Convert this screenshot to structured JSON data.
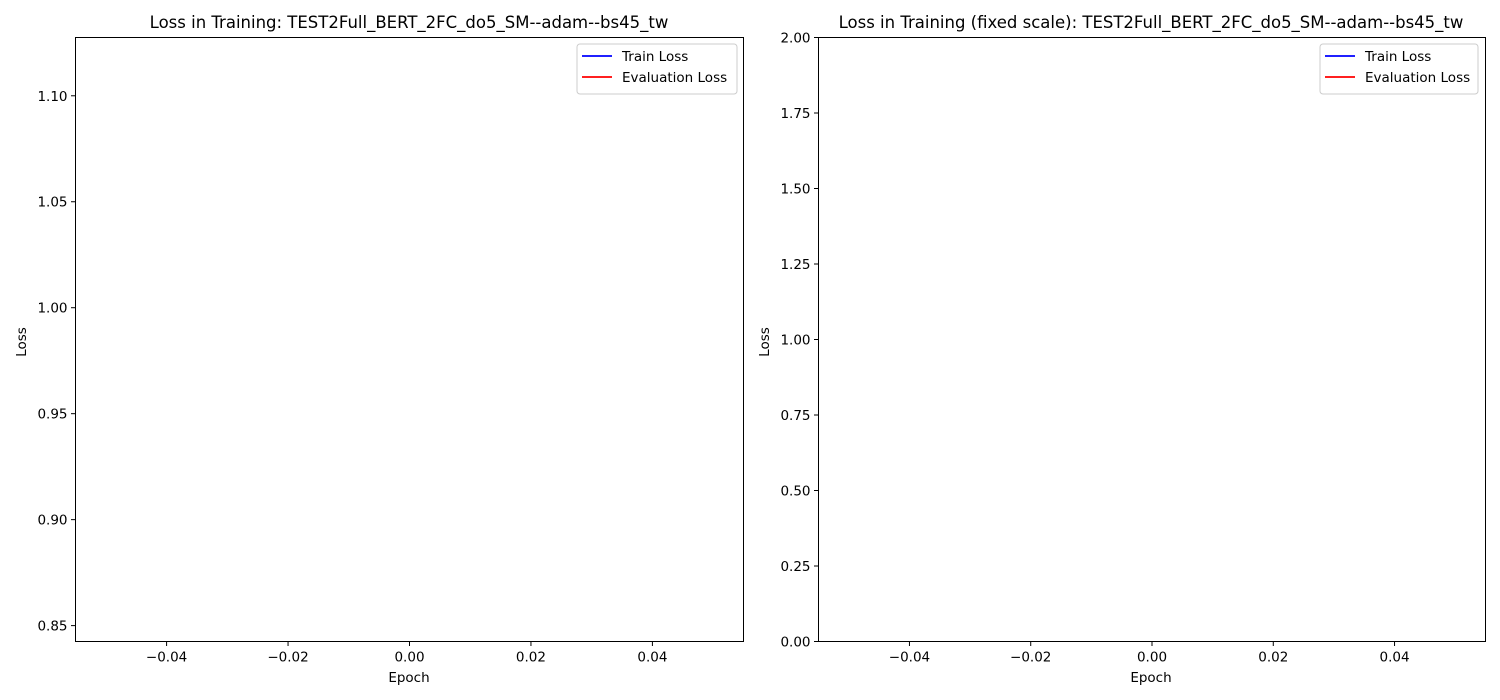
{
  "chart_data": [
    {
      "type": "line",
      "title": "Loss in Training: TEST2Full_BERT_2FC_do5_SM--adam--bs45_tw",
      "xlabel": "Epoch",
      "ylabel": "Loss",
      "xlim": [
        -0.055,
        0.055
      ],
      "ylim": [
        0.8425,
        1.1275
      ],
      "xticks": [
        -0.04,
        -0.02,
        0.0,
        0.02,
        0.04
      ],
      "xtick_labels": [
        "−0.04",
        "−0.02",
        "0.00",
        "0.02",
        "0.04"
      ],
      "yticks": [
        0.85,
        0.9,
        0.95,
        1.0,
        1.05,
        1.1
      ],
      "ytick_labels": [
        "0.85",
        "0.90",
        "0.95",
        "1.00",
        "1.05",
        "1.10"
      ],
      "grid": false,
      "legend": "top-right",
      "series": [
        {
          "name": "Train Loss",
          "color": "#0000ff",
          "x": [],
          "y": []
        },
        {
          "name": "Evaluation Loss",
          "color": "#ff0000",
          "x": [],
          "y": []
        }
      ]
    },
    {
      "type": "line",
      "title": "Loss in Training (fixed scale): TEST2Full_BERT_2FC_do5_SM--adam--bs45_tw",
      "xlabel": "Epoch",
      "ylabel": "Loss",
      "xlim": [
        -0.055,
        0.055
      ],
      "ylim": [
        0.0,
        2.0
      ],
      "xticks": [
        -0.04,
        -0.02,
        0.0,
        0.02,
        0.04
      ],
      "xtick_labels": [
        "−0.04",
        "−0.02",
        "0.00",
        "0.02",
        "0.04"
      ],
      "yticks": [
        0.0,
        0.25,
        0.5,
        0.75,
        1.0,
        1.25,
        1.5,
        1.75,
        2.0
      ],
      "ytick_labels": [
        "0.00",
        "0.25",
        "0.50",
        "0.75",
        "1.00",
        "1.25",
        "1.50",
        "1.75",
        "2.00"
      ],
      "grid": false,
      "legend": "top-right",
      "series": [
        {
          "name": "Train Loss",
          "color": "#0000ff",
          "x": [],
          "y": []
        },
        {
          "name": "Evaluation Loss",
          "color": "#ff0000",
          "x": [],
          "y": []
        }
      ]
    }
  ]
}
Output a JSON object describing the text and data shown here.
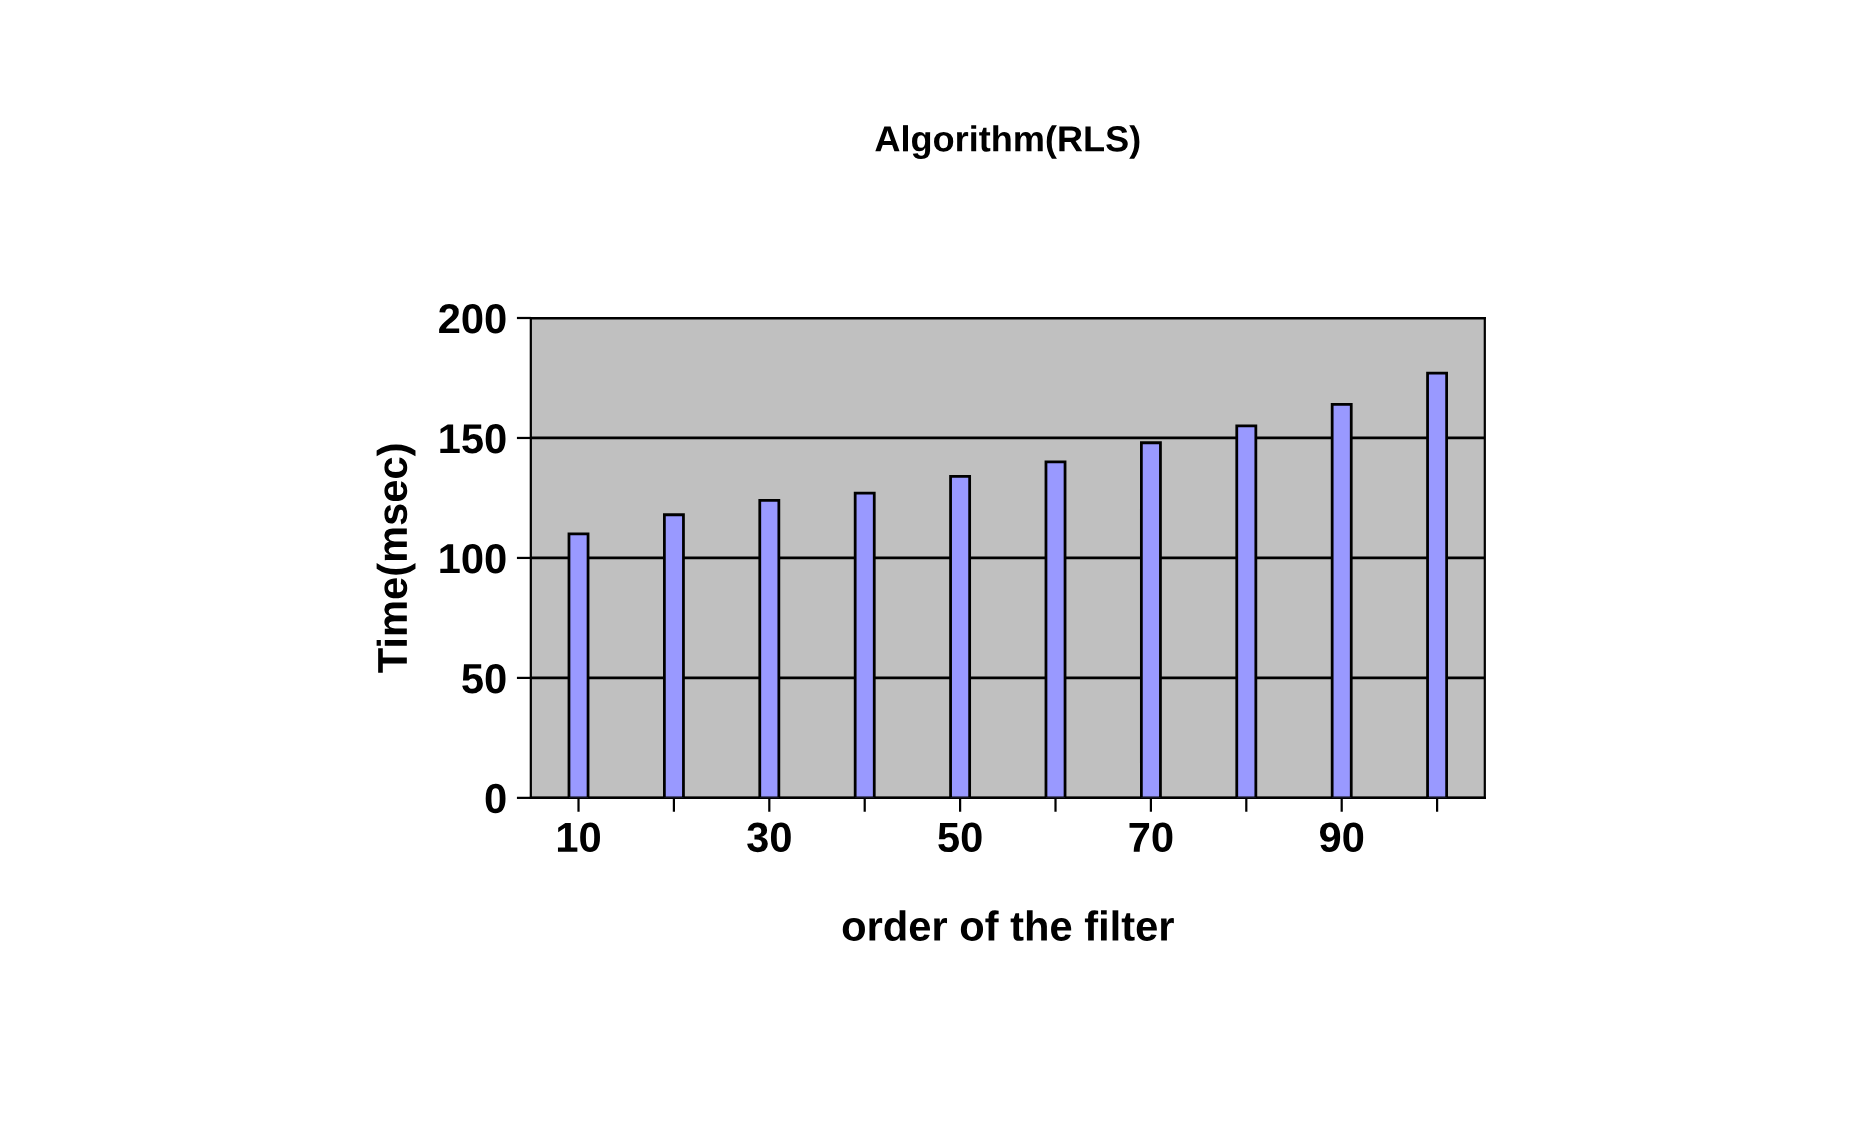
{
  "chart_data": {
    "type": "bar",
    "title": "Algorithm(RLS)",
    "xlabel": "order of the filter",
    "ylabel": "Time(msec)",
    "categories": [
      "10",
      null,
      "30",
      null,
      "50",
      null,
      "70",
      null,
      "90",
      null
    ],
    "values": [
      110,
      118,
      124,
      127,
      134,
      140,
      148,
      155,
      164,
      177
    ],
    "color": "#9999ff",
    "ylim": [
      0,
      200
    ],
    "yticks": [
      0,
      50,
      100,
      150,
      200
    ],
    "grid": "y",
    "legend": false
  }
}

Aim> All of the data above should be quoted exactly, except for the pictures.

Answer to the problem>
Convert this screenshot to structured JSON data.
{
  "chart_data": [
    {
      "type": "line",
      "title": "Loss in Training: TEST2Full_BERT_2FC_do5_SM--adam--bs45_tw",
      "xlabel": "Epoch",
      "ylabel": "Loss",
      "xlim": [
        -0.055,
        0.055
      ],
      "ylim": [
        0.8425,
        1.1275
      ],
      "xticks": [
        -0.04,
        -0.02,
        0.0,
        0.02,
        0.04
      ],
      "xtick_labels": [
        "−0.04",
        "−0.02",
        "0.00",
        "0.02",
        "0.04"
      ],
      "yticks": [
        0.85,
        0.9,
        0.95,
        1.0,
        1.05,
        1.1
      ],
      "ytick_labels": [
        "0.85",
        "0.90",
        "0.95",
        "1.00",
        "1.05",
        "1.10"
      ],
      "grid": false,
      "legend": "top-right",
      "series": [
        {
          "name": "Train Loss",
          "color": "#0000ff",
          "x": [],
          "y": []
        },
        {
          "name": "Evaluation Loss",
          "color": "#ff0000",
          "x": [],
          "y": []
        }
      ]
    },
    {
      "type": "line",
      "title": "Loss in Training (fixed scale): TEST2Full_BERT_2FC_do5_SM--adam--bs45_tw",
      "xlabel": "Epoch",
      "ylabel": "Loss",
      "xlim": [
        -0.055,
        0.055
      ],
      "ylim": [
        0.0,
        2.0
      ],
      "xticks": [
        -0.04,
        -0.02,
        0.0,
        0.02,
        0.04
      ],
      "xtick_labels": [
        "−0.04",
        "−0.02",
        "0.00",
        "0.02",
        "0.04"
      ],
      "yticks": [
        0.0,
        0.25,
        0.5,
        0.75,
        1.0,
        1.25,
        1.5,
        1.75,
        2.0
      ],
      "ytick_labels": [
        "0.00",
        "0.25",
        "0.50",
        "0.75",
        "1.00",
        "1.25",
        "1.50",
        "1.75",
        "2.00"
      ],
      "grid": false,
      "legend": "top-right",
      "series": [
        {
          "name": "Train Loss",
          "color": "#0000ff",
          "x": [],
          "y": []
        },
        {
          "name": "Evaluation Loss",
          "color": "#ff0000",
          "x": [],
          "y": []
        }
      ]
    }
  ]
}
Output a JSON object describing the text and data shown here.
{
  "chart_data": {
    "type": "bar",
    "title": "Algorithm(RLS)",
    "xlabel": "order of the filter",
    "ylabel": "Time(msec)",
    "categories": [
      "10",
      null,
      "30",
      null,
      "50",
      null,
      "70",
      null,
      "90",
      null
    ],
    "values": [
      110,
      118,
      124,
      127,
      134,
      140,
      148,
      155,
      164,
      177
    ],
    "color": "#9999ff",
    "ylim": [
      0,
      200
    ],
    "yticks": [
      0,
      50,
      100,
      150,
      200
    ],
    "grid": "y",
    "legend": false
  }
}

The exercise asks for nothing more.